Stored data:
______

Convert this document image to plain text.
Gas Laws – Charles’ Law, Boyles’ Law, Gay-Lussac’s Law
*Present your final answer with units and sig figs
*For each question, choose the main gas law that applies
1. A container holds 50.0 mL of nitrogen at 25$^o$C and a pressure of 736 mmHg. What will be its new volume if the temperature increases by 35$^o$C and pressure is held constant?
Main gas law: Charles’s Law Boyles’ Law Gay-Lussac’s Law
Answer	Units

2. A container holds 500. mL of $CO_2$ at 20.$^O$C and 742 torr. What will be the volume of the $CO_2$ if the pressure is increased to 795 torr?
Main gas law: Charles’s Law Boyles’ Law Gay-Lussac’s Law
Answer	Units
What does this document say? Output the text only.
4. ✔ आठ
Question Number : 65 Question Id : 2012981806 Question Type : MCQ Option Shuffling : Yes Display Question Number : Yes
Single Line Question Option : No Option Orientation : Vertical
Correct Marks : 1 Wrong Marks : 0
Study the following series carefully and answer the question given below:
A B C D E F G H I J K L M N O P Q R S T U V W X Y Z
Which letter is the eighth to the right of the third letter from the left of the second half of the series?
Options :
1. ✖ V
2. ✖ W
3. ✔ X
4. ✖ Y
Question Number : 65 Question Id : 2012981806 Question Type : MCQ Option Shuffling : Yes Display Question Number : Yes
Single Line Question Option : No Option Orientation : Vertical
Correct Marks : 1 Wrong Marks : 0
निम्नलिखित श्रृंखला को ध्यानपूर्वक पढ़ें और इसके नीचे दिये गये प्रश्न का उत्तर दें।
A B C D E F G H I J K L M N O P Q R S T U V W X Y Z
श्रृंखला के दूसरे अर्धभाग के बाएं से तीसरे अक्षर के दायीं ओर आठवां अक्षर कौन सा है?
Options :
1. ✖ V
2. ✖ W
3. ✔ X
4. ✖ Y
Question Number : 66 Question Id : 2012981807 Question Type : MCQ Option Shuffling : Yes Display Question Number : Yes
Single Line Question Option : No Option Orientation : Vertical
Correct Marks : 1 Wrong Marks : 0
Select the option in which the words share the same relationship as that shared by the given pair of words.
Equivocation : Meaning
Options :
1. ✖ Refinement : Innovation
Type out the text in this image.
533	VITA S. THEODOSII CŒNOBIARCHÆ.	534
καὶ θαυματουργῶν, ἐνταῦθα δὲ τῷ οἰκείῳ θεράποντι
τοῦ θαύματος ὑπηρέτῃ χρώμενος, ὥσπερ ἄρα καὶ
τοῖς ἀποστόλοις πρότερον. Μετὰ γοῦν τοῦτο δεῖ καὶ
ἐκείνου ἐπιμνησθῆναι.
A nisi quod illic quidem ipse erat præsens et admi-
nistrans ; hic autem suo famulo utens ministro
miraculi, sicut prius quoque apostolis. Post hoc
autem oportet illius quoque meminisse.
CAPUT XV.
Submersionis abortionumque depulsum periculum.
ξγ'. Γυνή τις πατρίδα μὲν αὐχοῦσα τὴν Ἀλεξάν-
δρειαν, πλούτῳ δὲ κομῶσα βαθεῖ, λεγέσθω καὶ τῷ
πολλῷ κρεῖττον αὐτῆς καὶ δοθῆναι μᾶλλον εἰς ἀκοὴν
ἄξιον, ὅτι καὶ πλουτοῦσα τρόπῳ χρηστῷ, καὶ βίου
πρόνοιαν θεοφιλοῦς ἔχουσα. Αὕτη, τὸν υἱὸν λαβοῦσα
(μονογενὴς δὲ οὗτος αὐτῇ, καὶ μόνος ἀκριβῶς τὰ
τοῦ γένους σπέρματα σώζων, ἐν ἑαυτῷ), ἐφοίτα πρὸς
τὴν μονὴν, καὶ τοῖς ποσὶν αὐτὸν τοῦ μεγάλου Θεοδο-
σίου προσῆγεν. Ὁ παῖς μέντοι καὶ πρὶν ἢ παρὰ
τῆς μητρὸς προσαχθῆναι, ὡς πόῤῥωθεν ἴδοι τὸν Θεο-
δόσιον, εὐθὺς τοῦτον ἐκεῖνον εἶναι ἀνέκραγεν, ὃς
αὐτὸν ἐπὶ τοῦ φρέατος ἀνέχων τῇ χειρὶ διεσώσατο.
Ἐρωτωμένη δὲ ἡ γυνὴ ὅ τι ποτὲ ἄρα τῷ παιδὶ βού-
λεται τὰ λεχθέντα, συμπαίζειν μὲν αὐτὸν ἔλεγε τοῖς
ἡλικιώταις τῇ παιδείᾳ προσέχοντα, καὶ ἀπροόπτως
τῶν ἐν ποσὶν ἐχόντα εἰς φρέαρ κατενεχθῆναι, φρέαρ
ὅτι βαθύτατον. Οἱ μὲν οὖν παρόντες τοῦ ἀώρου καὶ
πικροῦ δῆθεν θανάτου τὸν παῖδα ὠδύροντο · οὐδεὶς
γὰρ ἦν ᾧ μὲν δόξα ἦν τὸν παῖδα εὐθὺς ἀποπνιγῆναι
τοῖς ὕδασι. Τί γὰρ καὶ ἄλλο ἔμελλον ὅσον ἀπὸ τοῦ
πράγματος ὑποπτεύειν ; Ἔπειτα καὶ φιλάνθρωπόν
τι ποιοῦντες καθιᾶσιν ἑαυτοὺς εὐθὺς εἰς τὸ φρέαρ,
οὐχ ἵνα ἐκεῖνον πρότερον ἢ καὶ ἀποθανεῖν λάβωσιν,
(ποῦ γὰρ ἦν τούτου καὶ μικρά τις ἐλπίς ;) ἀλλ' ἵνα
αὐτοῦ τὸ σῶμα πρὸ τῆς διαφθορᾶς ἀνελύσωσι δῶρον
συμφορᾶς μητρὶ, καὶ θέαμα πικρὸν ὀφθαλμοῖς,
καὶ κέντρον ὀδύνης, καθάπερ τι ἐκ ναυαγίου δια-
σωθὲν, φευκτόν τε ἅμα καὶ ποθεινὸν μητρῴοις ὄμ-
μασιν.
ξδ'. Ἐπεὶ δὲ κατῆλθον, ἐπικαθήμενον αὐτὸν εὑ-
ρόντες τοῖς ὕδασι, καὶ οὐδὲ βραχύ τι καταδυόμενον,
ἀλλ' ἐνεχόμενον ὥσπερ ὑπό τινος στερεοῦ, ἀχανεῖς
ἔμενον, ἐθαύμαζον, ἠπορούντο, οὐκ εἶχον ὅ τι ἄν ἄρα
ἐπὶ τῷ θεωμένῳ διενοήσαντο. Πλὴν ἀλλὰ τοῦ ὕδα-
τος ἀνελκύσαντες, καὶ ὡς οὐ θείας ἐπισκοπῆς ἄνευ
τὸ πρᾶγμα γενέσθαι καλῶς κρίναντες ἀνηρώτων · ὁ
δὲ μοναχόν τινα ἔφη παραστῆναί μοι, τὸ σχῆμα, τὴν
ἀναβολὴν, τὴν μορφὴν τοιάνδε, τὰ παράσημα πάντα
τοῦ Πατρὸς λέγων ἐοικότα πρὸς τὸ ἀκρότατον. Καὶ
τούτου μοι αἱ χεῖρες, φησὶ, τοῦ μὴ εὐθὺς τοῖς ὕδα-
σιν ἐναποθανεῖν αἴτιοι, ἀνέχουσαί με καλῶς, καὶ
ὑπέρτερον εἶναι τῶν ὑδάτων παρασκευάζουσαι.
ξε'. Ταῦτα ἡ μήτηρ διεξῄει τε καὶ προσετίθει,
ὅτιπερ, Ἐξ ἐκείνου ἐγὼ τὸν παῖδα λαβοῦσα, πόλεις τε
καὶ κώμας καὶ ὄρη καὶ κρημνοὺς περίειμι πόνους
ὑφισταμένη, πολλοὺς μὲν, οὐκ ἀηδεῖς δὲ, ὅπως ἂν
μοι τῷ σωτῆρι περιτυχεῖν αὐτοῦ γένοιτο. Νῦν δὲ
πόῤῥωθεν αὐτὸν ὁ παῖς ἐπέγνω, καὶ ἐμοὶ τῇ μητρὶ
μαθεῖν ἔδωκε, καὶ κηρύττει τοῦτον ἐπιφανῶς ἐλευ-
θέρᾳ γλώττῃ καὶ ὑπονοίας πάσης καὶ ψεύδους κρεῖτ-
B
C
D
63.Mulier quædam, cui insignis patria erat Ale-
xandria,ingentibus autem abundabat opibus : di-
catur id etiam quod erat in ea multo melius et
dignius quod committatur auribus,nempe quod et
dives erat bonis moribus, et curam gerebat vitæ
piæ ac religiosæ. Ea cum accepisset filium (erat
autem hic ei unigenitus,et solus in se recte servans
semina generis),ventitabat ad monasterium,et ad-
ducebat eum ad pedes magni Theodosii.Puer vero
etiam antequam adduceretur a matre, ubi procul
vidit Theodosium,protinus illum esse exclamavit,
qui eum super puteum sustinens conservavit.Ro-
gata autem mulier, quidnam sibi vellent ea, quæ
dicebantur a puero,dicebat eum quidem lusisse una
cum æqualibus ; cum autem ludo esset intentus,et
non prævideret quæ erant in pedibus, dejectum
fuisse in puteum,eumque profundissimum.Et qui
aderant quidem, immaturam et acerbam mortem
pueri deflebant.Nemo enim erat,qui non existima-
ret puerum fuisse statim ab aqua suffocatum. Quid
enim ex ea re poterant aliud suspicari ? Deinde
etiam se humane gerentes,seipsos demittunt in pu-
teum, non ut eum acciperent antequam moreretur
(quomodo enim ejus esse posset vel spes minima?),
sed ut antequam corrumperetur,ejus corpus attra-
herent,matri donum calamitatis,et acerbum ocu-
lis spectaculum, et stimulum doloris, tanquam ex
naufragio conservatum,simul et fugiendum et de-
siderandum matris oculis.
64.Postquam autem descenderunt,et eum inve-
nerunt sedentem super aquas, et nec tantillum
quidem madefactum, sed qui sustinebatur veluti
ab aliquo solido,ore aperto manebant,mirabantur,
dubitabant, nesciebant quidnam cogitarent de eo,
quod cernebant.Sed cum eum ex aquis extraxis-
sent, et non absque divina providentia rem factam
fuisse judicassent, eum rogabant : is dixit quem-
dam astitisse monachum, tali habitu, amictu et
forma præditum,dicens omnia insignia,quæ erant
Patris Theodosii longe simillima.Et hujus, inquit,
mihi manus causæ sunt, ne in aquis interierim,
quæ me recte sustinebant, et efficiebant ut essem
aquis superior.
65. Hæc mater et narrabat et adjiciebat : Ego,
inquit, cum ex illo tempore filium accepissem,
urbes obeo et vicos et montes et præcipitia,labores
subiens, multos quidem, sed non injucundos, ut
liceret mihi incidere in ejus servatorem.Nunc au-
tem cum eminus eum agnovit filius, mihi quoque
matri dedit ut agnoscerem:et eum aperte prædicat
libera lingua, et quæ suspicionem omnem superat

______

# SHORT TASK
Select from the material above each line in which the string "quidnam" appears, and list those lines.

# SOLVED EXERCISE
gata autem mulier, quidnam sibi vellent ea, quæ
dubitabant, nesciebant quidnam cogitarent de eo,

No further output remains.